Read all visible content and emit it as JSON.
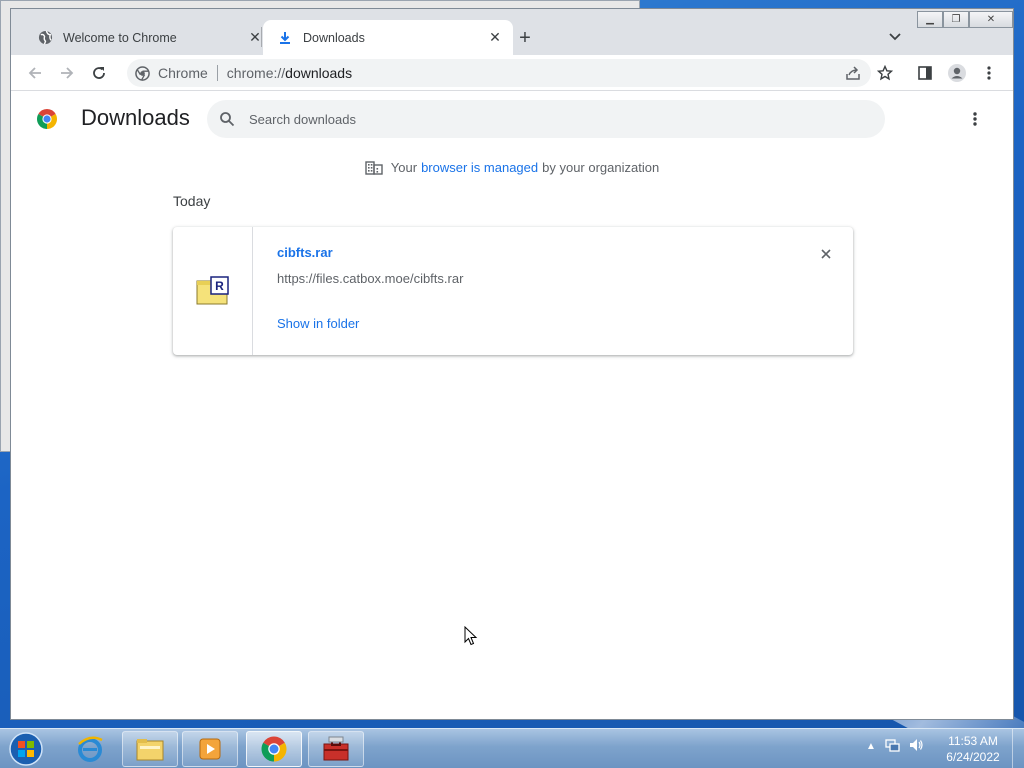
{
  "browser": {
    "tabs": [
      {
        "title": "Welcome to Chrome",
        "icon": "globe-icon",
        "active": false
      },
      {
        "title": "Downloads",
        "icon": "download-icon",
        "active": true
      }
    ],
    "omnibox": {
      "chip_label": "Chrome",
      "url_scheme": "chrome://",
      "url_host": "downloads"
    }
  },
  "downloads_page": {
    "title": "Downloads",
    "search_placeholder": "Search downloads",
    "managed_notice": {
      "prefix": "Your",
      "link": "browser is managed",
      "suffix": "by your organization"
    },
    "section_label": "Today",
    "items": [
      {
        "file_name": "cibfts.rar",
        "url": "https://files.catbox.moe/cibfts.rar",
        "action": "Show in folder",
        "icon": "rar-file-icon"
      }
    ]
  },
  "taskbar": {
    "items": [
      "internet-explorer-icon",
      "file-explorer-icon",
      "media-player-icon",
      "chrome-icon",
      "toolbox-icon"
    ],
    "clock": {
      "time": "11:53 AM",
      "date": "6/24/2022"
    }
  },
  "colors": {
    "link_blue": "#1a73e8",
    "tabstrip": "#dee1e6",
    "taskbar": "#7ea3cc"
  }
}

----

What you will do
Working from the lines above, reproduce the material exactly and exclude its pictures.

The solution
Read all visible content and emit it as JSON.
{
  "browser": {
    "tabs": [
      {
        "title": "Welcome to Chrome",
        "icon": "globe-icon",
        "active": false
      },
      {
        "title": "Downloads",
        "icon": "download-icon",
        "active": true
      }
    ],
    "omnibox": {
      "chip_label": "Chrome",
      "url_scheme": "chrome://",
      "url_host": "downloads"
    }
  },
  "downloads_page": {
    "title": "Downloads",
    "search_placeholder": "Search downloads",
    "managed_notice": {
      "prefix": "Your",
      "link": "browser is managed",
      "suffix": "by your organization"
    },
    "section_label": "Today",
    "items": [
      {
        "file_name": "cibfts.rar",
        "url": "https://files.catbox.moe/cibfts.rar",
        "action": "Show in folder",
        "icon": "rar-file-icon"
      }
    ]
  },
  "taskbar": {
    "items": [
      "internet-explorer-icon",
      "file-explorer-icon",
      "media-player-icon",
      "chrome-icon",
      "toolbox-icon"
    ],
    "clock": {
      "time": "11:53 AM",
      "date": "6/24/2022"
    }
  },
  "colors": {
    "link_blue": "#1a73e8",
    "tabstrip": "#dee1e6",
    "taskbar": "#7ea3cc"
  }
}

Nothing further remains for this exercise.